Task to complete —
From the listing below, extract every line in which the word "this" appears.

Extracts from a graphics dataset
>> BEGIN

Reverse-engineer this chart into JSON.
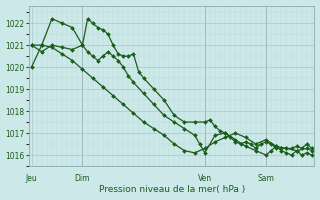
{
  "background_color": "#cce8e8",
  "grid_major_color": "#aac8c8",
  "grid_minor_color": "#bbdada",
  "line_color": "#1a5c1a",
  "marker_color": "#1a5c1a",
  "title": "Pression niveau de la mer( hPa )",
  "ylim": [
    1015.5,
    1022.8
  ],
  "yticks": [
    1016,
    1017,
    1018,
    1019,
    1020,
    1021,
    1022
  ],
  "day_labels": [
    "Jeu",
    "Dim",
    "Ven",
    "Sam"
  ],
  "day_positions": [
    0,
    10,
    34,
    46
  ],
  "vline_positions": [
    10,
    34,
    46
  ],
  "n_points": 56,
  "series1_x": [
    0,
    2,
    4,
    6,
    8,
    10,
    11,
    12,
    13,
    14,
    15,
    16,
    17,
    18,
    19,
    20,
    21,
    22,
    24,
    26,
    28,
    30,
    32,
    34,
    35,
    36,
    37,
    38,
    39,
    40,
    41,
    42,
    43,
    44,
    45,
    46,
    47,
    48,
    49,
    50,
    51,
    52,
    53,
    54,
    55
  ],
  "series1_y": [
    1020.0,
    1021.0,
    1022.2,
    1022.0,
    1021.8,
    1021.0,
    1022.2,
    1022.0,
    1021.8,
    1021.7,
    1021.5,
    1021.0,
    1020.6,
    1020.5,
    1020.5,
    1020.6,
    1019.8,
    1019.5,
    1019.0,
    1018.5,
    1017.8,
    1017.5,
    1017.5,
    1017.5,
    1017.6,
    1017.3,
    1017.1,
    1017.0,
    1016.8,
    1016.6,
    1016.5,
    1016.6,
    1016.5,
    1016.3,
    1016.5,
    1016.6,
    1016.5,
    1016.3,
    1016.3,
    1016.3,
    1016.3,
    1016.4,
    1016.3,
    1016.5,
    1016.3
  ],
  "series2_x": [
    0,
    2,
    4,
    6,
    8,
    10,
    11,
    12,
    13,
    14,
    15,
    16,
    17,
    18,
    19,
    20,
    22,
    24,
    26,
    28,
    30,
    32,
    33,
    34,
    36,
    38,
    40,
    42,
    44,
    46,
    47,
    48,
    49,
    50,
    51,
    52,
    53,
    54,
    55
  ],
  "series2_y": [
    1021.0,
    1020.7,
    1021.0,
    1020.9,
    1020.8,
    1021.0,
    1020.7,
    1020.5,
    1020.3,
    1020.5,
    1020.7,
    1020.5,
    1020.3,
    1020.0,
    1019.6,
    1019.3,
    1018.8,
    1018.3,
    1017.8,
    1017.5,
    1017.2,
    1016.9,
    1016.5,
    1016.1,
    1016.9,
    1017.0,
    1016.7,
    1016.4,
    1016.2,
    1016.0,
    1016.2,
    1016.4,
    1016.2,
    1016.1,
    1016.0,
    1016.2,
    1016.0,
    1016.1,
    1016.0
  ],
  "series3_x": [
    0,
    2,
    4,
    6,
    8,
    10,
    12,
    14,
    16,
    18,
    20,
    22,
    24,
    26,
    28,
    30,
    32,
    34,
    36,
    38,
    40,
    42,
    44,
    46,
    48,
    50,
    52,
    54,
    55
  ],
  "series3_y": [
    1021.0,
    1021.0,
    1020.9,
    1020.6,
    1020.3,
    1019.9,
    1019.5,
    1019.1,
    1018.7,
    1018.3,
    1017.9,
    1017.5,
    1017.2,
    1016.9,
    1016.5,
    1016.2,
    1016.1,
    1016.3,
    1016.6,
    1016.8,
    1017.0,
    1016.8,
    1016.5,
    1016.7,
    1016.4,
    1016.3,
    1016.2,
    1016.3,
    1016.2
  ]
}
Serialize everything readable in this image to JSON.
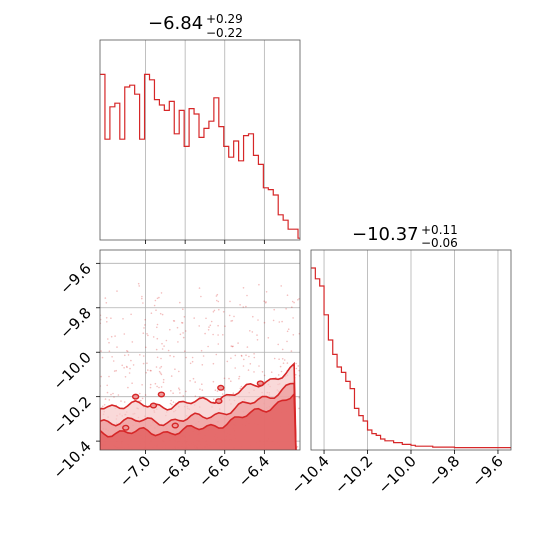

>> END

Task response —
Reverse-engineer this chart into JSON.
Serialize everything readable in this image to JSON.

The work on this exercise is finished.